Exercise brief:
Isolate every line in the data with the string "than" and copy it.

___ The records

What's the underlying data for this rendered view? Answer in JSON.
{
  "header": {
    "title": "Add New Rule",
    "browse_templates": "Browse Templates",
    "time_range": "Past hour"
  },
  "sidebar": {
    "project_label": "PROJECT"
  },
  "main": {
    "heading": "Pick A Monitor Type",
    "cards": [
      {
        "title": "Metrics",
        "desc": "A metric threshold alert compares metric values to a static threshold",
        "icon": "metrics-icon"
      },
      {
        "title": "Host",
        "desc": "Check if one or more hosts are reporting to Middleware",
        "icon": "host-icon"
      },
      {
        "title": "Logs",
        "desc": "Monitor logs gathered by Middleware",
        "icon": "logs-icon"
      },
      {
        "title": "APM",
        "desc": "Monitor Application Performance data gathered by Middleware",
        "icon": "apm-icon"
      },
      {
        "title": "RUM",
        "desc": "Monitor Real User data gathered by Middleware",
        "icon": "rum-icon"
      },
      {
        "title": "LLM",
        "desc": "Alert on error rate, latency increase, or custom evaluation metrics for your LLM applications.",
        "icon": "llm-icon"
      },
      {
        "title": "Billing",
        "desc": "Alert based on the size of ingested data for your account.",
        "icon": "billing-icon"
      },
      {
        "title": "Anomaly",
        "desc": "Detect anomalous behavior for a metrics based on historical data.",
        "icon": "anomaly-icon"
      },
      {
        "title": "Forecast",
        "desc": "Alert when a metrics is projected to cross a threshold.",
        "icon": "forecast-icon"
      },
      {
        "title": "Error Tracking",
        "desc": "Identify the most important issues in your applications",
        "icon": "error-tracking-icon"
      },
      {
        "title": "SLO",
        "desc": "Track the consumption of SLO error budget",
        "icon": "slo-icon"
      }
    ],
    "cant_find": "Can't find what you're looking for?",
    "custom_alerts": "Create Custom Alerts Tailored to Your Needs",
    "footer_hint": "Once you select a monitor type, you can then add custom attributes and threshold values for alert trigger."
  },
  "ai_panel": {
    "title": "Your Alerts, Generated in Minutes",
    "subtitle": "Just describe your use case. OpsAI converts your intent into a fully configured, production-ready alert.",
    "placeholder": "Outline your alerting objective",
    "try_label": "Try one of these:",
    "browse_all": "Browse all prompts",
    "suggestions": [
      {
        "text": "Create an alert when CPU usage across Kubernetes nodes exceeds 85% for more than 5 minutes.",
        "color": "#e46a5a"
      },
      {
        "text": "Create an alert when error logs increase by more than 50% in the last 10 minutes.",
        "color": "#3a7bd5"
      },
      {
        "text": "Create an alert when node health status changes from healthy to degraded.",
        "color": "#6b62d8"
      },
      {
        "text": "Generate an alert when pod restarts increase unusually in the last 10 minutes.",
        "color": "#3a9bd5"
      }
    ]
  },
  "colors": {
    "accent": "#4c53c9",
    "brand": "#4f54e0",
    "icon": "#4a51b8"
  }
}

______

Correct response:
        "text": "Create an alert when CPU usage across Kubernetes nodes exceeds 85% for more than 5 minutes.",
        "text": "Create an alert when error logs increase by more than 50% in the last 10 minutes.",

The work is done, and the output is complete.